§ **DATA EXCERPTS**
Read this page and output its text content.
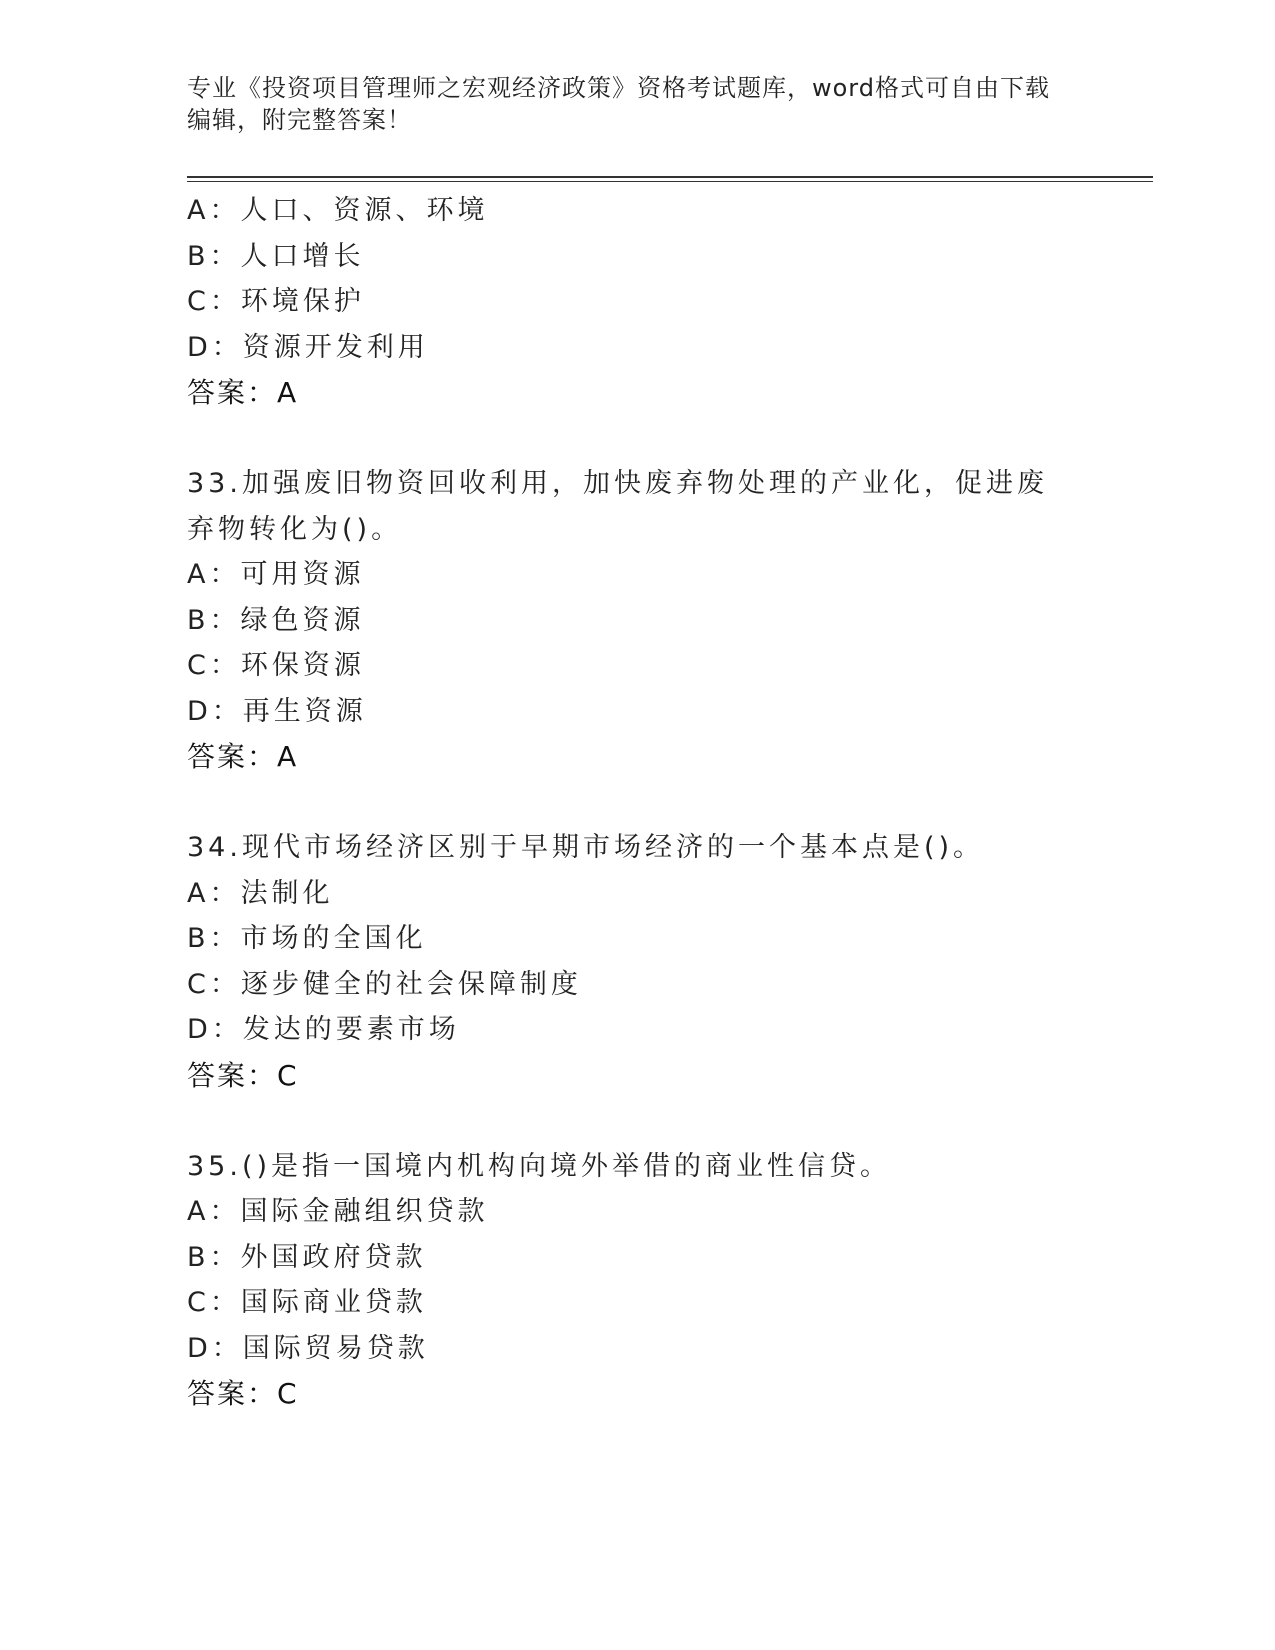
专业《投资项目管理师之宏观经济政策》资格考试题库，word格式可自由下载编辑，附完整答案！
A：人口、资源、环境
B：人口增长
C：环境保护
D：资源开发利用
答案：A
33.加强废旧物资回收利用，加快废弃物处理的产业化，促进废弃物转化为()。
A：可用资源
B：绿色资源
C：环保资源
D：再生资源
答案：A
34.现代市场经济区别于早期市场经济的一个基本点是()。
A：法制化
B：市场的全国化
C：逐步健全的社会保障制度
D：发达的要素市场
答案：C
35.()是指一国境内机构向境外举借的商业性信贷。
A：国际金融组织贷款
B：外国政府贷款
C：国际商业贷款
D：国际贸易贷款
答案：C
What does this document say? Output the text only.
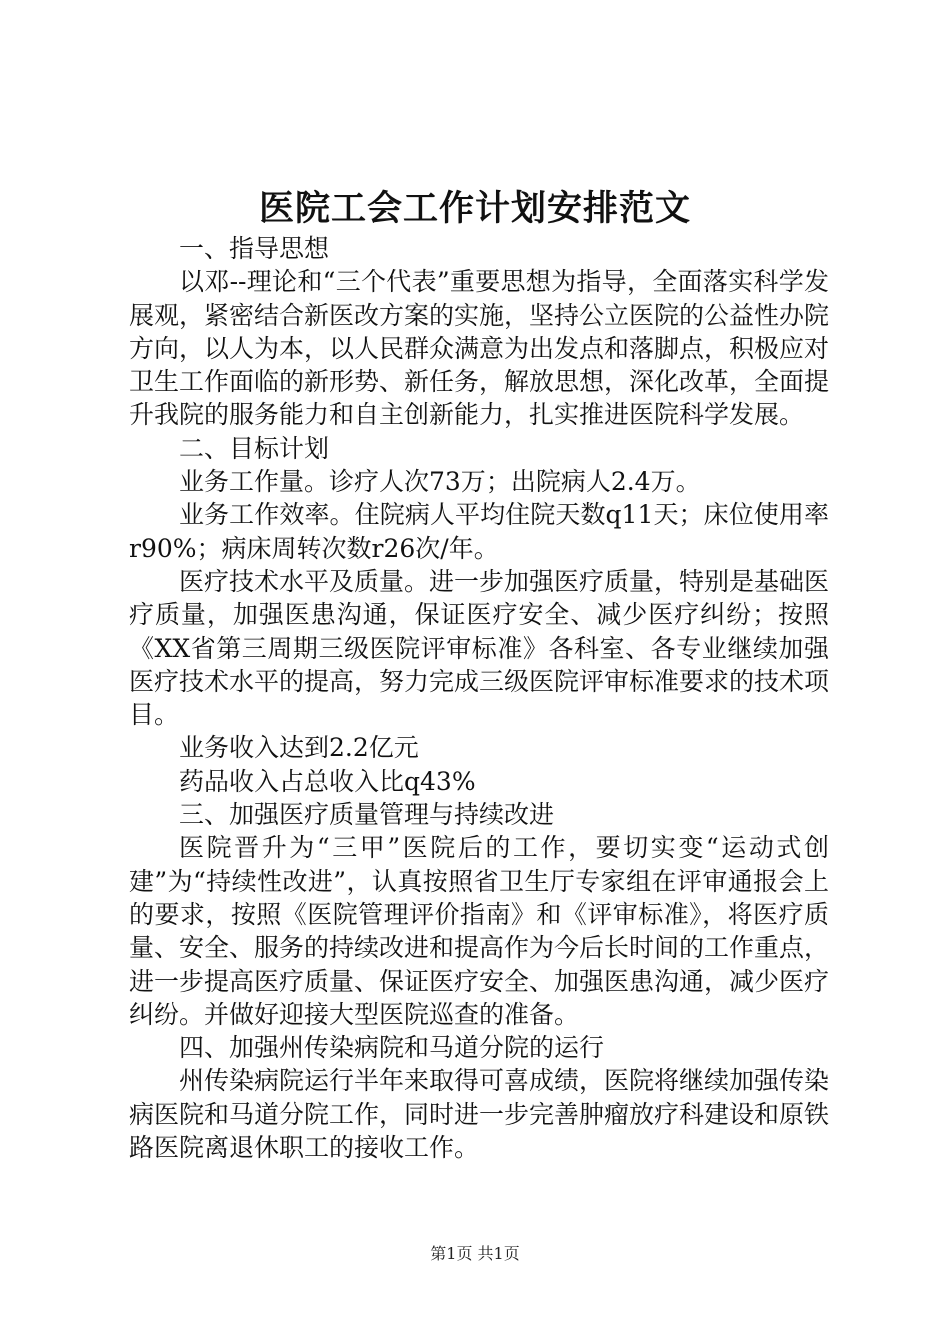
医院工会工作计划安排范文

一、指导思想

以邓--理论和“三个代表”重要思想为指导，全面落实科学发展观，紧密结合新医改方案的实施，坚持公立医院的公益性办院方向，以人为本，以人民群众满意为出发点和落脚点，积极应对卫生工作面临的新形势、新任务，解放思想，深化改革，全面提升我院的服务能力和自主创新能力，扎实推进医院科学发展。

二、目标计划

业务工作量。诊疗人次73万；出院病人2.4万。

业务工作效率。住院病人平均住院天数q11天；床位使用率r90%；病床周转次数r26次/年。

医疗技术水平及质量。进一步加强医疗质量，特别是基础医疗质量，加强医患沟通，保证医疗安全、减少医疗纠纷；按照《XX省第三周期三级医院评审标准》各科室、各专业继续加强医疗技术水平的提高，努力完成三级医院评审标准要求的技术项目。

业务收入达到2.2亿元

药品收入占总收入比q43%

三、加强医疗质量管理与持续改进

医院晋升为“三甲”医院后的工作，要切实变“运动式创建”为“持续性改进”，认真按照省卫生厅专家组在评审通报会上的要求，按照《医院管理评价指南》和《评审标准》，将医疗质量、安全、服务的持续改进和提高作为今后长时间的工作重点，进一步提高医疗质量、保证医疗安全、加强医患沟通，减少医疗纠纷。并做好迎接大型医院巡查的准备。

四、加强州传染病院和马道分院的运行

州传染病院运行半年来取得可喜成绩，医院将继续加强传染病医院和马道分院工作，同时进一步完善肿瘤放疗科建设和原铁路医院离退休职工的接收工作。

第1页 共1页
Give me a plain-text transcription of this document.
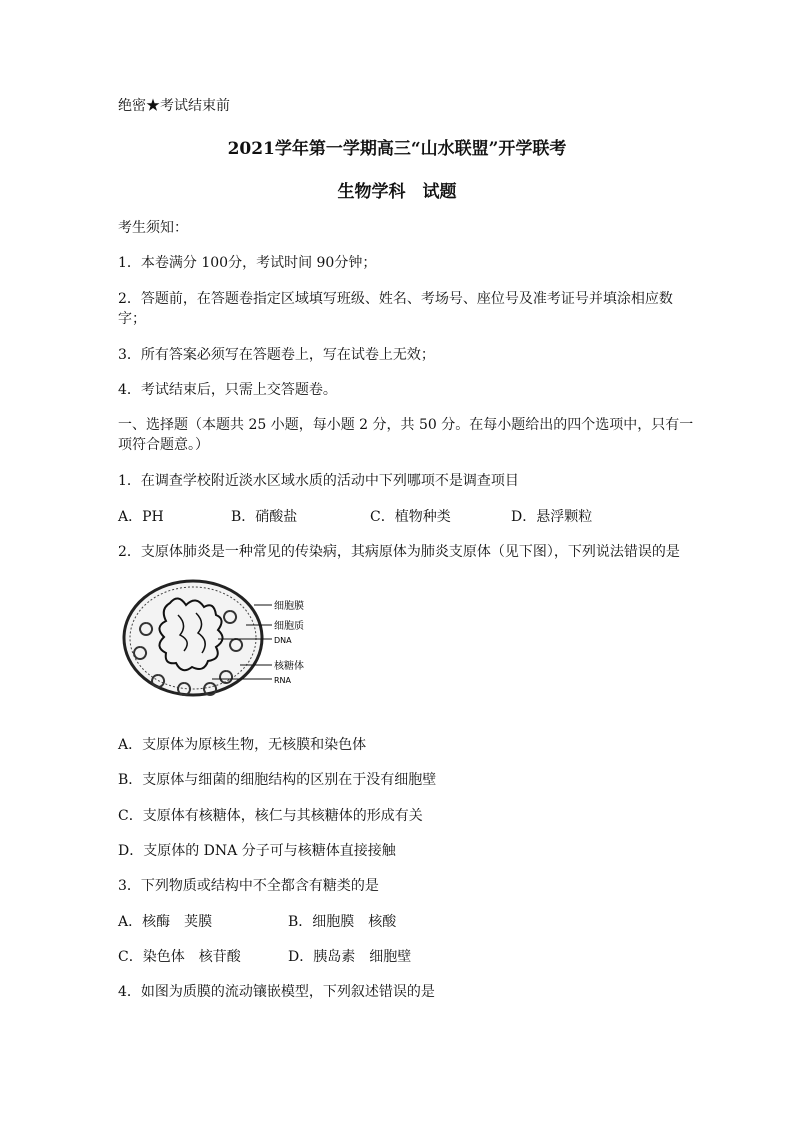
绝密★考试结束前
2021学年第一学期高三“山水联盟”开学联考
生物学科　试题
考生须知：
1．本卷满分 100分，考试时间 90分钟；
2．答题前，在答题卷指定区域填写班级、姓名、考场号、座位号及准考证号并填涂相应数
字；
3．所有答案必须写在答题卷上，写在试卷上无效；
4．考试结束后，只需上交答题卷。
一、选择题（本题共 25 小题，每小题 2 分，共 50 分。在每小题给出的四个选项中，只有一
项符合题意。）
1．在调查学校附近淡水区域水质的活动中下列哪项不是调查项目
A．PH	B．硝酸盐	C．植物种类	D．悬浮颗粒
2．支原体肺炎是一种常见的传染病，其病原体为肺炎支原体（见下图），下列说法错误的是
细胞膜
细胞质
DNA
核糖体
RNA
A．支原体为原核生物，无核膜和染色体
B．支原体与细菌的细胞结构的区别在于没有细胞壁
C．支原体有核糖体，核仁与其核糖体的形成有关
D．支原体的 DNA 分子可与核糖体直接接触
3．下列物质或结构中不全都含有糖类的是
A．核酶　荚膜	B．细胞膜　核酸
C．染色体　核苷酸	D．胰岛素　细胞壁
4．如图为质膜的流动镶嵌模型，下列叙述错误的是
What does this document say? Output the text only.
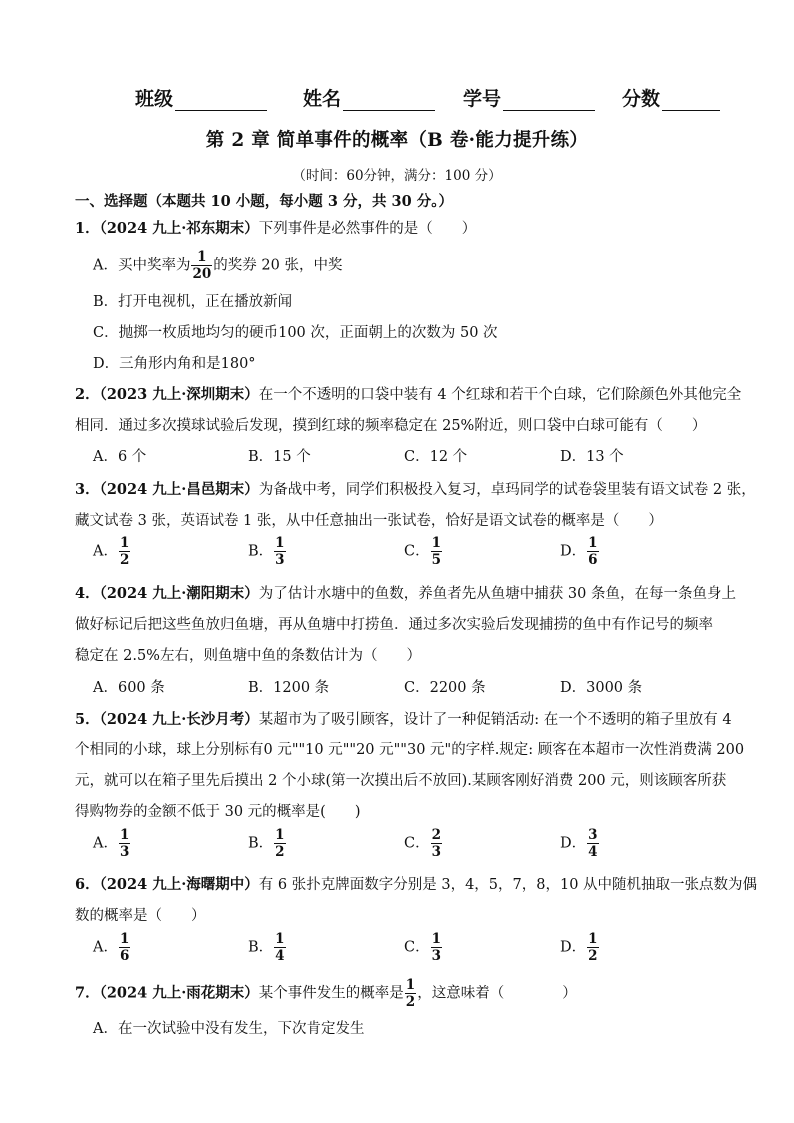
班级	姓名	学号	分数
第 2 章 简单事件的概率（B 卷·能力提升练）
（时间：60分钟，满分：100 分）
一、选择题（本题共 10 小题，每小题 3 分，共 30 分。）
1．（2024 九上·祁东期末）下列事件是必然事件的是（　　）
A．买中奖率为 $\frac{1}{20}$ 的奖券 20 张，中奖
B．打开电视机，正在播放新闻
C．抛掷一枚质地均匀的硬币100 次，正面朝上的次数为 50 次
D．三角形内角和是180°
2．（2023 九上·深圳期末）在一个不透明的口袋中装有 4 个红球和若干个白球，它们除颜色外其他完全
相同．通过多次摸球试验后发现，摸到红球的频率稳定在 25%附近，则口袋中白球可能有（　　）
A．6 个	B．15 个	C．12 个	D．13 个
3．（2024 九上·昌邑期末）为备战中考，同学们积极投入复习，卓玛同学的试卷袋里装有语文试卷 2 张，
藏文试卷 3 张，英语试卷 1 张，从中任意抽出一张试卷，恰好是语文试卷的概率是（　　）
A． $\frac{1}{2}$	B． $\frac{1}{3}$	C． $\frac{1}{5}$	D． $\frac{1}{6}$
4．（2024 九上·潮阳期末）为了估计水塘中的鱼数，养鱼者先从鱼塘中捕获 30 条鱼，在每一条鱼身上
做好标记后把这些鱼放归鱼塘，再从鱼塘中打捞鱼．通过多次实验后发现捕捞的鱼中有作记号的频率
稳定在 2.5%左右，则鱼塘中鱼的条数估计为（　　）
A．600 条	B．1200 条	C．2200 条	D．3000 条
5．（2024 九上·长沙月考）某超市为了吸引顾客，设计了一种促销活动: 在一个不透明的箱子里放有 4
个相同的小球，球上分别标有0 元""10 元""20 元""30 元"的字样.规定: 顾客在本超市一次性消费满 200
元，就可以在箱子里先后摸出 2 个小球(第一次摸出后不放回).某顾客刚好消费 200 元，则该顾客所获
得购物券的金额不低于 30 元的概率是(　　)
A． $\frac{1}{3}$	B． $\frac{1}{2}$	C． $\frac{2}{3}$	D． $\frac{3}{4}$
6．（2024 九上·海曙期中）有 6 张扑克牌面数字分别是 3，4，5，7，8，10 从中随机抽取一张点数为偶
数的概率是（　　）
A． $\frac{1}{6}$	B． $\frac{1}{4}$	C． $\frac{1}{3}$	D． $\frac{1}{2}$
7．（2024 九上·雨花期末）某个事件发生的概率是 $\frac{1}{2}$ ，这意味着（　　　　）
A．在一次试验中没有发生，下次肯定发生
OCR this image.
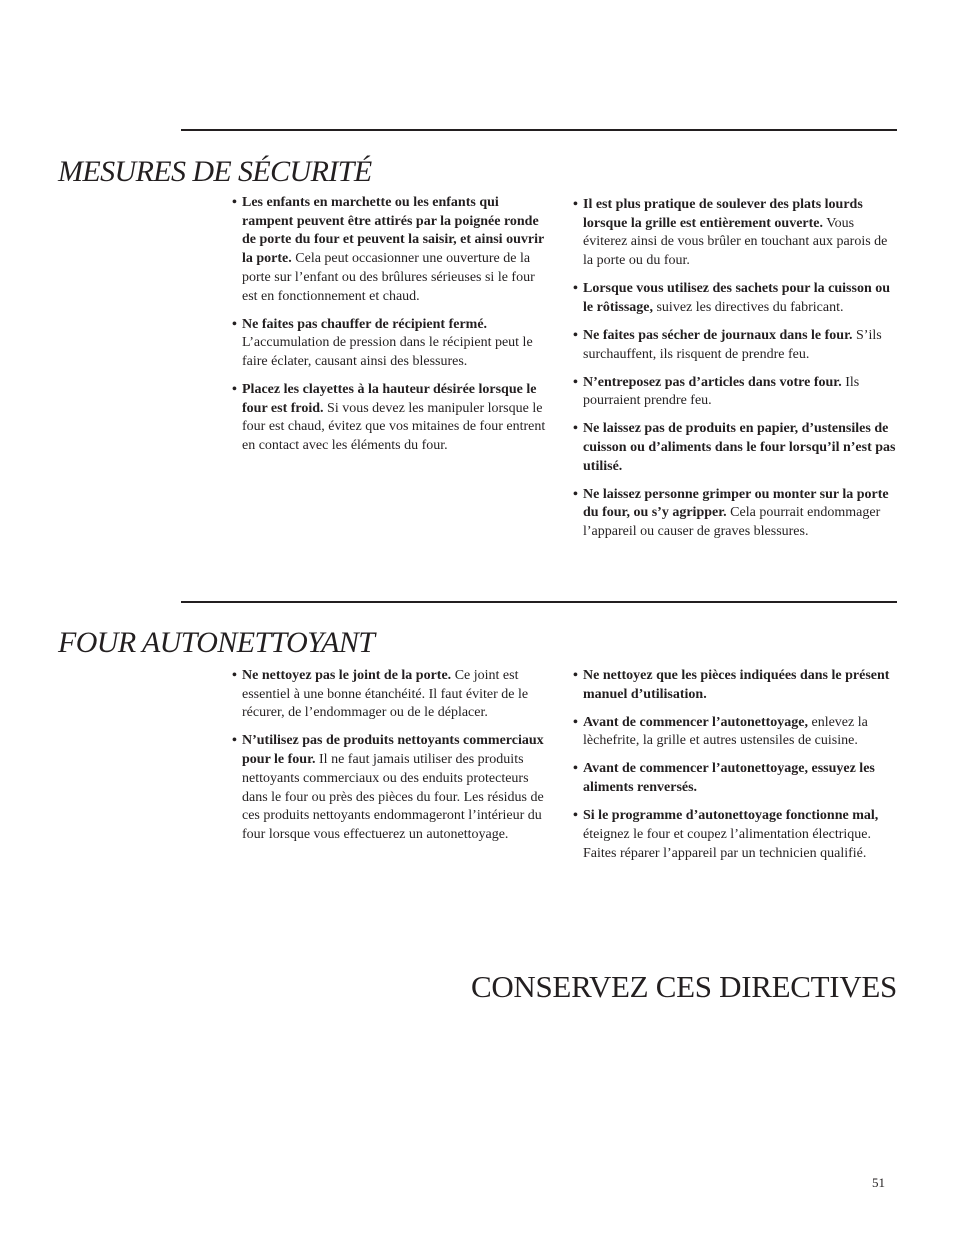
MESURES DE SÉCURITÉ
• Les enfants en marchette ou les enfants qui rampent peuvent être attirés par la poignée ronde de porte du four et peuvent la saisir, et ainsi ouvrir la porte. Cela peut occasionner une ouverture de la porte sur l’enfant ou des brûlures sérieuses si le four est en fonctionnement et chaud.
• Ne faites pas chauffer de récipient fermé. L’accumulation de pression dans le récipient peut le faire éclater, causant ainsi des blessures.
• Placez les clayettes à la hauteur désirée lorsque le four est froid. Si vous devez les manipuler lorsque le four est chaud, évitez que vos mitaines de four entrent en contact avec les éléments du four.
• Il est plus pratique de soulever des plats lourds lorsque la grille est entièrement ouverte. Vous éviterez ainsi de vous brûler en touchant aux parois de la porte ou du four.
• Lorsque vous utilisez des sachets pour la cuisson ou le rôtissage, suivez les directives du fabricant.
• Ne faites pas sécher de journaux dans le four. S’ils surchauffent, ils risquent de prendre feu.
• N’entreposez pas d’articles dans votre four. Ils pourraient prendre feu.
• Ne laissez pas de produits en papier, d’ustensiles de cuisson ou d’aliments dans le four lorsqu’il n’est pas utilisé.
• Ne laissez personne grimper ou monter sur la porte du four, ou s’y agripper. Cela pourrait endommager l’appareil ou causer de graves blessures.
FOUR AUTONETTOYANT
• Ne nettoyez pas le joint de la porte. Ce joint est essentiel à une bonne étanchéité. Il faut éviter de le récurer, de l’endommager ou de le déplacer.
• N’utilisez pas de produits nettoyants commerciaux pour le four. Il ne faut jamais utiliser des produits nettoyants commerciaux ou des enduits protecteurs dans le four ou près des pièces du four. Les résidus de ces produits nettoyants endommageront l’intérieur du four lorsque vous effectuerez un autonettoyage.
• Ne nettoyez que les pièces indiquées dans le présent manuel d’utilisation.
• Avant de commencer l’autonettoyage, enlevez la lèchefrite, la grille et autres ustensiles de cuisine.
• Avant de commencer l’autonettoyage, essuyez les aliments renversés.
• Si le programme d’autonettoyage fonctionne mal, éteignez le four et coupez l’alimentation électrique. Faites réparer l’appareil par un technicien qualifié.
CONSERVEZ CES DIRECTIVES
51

§ **WHAT NEEDS TO BE DONE**
Copy all lines from the listing that contain "ustensiles".

§ **EXERCISE SOLUTION**
• Ne laissez pas de produits en papier, d’ustensiles de cuisson ou d’aliments dans le four lorsqu’il n’est pas utilisé.
• Avant de commencer l’autonettoyage, enlevez la lèchefrite, la grille et autres ustensiles de cuisine.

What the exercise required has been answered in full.